A block of data:
-- start --
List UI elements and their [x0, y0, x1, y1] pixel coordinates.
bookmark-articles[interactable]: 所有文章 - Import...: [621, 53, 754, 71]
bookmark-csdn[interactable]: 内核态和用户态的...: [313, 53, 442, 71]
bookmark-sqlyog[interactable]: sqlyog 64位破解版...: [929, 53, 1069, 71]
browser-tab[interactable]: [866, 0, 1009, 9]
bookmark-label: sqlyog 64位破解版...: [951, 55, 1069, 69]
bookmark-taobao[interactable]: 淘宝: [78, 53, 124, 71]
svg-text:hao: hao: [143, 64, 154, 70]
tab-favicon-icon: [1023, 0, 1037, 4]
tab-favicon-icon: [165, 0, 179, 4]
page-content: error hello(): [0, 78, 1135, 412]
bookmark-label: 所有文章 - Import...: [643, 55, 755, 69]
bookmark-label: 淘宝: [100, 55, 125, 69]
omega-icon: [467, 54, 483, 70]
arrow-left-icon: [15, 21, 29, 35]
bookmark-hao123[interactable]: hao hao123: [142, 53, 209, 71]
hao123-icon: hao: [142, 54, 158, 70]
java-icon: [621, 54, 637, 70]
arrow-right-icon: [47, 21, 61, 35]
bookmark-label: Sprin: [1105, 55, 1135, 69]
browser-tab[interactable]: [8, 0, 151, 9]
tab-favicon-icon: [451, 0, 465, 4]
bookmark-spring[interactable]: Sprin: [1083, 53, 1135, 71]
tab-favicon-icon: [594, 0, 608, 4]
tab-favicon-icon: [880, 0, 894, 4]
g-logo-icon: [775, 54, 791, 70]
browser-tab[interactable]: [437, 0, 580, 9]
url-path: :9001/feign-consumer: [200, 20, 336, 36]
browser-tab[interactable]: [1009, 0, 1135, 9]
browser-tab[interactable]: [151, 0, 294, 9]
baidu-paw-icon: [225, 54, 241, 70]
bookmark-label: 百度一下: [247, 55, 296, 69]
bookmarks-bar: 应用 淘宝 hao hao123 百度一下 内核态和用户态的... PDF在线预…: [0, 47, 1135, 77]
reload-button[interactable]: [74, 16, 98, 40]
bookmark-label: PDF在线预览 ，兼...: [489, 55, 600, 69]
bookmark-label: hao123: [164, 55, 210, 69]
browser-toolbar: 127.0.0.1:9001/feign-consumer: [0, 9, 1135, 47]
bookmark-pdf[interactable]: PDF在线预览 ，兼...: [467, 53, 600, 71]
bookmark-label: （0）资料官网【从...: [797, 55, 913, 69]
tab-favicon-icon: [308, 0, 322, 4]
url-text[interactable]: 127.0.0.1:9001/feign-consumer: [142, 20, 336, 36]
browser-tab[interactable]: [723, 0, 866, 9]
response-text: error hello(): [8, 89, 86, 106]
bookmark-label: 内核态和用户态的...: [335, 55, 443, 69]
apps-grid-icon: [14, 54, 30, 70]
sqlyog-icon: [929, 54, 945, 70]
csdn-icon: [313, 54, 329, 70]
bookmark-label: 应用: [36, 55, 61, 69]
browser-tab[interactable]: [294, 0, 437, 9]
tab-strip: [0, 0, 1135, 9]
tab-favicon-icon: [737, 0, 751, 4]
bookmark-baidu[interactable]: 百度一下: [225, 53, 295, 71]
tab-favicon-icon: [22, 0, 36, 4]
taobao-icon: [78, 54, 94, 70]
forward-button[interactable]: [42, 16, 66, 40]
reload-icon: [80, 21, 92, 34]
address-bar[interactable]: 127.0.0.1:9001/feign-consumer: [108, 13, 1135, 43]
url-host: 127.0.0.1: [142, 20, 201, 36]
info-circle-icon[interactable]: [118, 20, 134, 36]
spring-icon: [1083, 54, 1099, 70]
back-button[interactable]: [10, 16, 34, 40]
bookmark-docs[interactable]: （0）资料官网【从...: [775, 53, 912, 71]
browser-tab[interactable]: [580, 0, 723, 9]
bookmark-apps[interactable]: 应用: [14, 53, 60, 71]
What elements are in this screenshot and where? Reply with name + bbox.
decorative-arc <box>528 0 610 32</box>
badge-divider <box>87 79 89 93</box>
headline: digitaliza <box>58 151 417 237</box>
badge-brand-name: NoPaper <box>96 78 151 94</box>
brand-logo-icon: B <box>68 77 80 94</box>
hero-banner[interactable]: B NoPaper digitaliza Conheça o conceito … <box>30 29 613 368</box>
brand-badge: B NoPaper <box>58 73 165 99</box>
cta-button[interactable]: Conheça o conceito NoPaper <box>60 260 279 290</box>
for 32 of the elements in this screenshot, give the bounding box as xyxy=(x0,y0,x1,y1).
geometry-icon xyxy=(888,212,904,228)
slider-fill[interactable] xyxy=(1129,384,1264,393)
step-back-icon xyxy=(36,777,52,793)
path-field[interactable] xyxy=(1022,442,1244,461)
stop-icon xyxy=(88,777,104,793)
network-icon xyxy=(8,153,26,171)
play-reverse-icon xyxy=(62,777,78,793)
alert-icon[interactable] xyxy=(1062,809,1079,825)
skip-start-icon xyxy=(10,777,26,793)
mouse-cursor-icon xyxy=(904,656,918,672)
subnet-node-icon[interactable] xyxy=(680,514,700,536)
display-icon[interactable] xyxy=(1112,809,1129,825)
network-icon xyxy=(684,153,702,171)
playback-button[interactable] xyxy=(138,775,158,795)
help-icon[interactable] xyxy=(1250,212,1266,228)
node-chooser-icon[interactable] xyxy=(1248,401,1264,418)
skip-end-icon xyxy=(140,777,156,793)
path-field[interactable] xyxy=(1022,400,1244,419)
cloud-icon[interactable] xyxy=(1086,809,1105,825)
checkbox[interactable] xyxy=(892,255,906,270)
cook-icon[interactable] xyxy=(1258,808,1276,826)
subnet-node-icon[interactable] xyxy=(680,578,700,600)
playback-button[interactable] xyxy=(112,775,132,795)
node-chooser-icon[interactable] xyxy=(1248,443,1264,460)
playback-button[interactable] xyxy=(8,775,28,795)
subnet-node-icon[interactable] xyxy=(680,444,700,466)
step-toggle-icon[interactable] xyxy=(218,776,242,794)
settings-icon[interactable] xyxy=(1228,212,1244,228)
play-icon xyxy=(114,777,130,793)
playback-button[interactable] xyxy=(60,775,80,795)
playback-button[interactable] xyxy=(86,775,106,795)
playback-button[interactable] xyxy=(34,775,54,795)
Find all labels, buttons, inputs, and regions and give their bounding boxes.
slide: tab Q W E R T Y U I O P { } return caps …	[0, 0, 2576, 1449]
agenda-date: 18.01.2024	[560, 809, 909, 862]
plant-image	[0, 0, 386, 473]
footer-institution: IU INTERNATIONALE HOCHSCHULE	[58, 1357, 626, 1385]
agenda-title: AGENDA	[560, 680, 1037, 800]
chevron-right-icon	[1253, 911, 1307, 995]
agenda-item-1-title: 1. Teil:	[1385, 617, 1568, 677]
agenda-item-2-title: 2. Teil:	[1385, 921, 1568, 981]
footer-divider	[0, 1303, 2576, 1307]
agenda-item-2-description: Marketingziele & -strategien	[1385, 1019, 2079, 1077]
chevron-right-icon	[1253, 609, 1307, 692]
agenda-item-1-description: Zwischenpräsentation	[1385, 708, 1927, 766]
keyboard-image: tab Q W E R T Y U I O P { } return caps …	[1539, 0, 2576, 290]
-- end --
● **Exercise objective**: Copy everything from the start of the material down to the line with "browser-tab[interactable]: [866, 0, 1009, 9]", replacing "pixel coordinates" with "screen coordinates" and changing nothing else.

● **Output of the task**:
List UI elements and their [x0, y0, x1, y1] screen coordinates.
bookmark-articles[interactable]: 所有文章 - Import...: [621, 53, 754, 71]
bookmark-csdn[interactable]: 内核态和用户态的...: [313, 53, 442, 71]
bookmark-sqlyog[interactable]: sqlyog 64位破解版...: [929, 53, 1069, 71]
browser-tab[interactable]: [866, 0, 1009, 9]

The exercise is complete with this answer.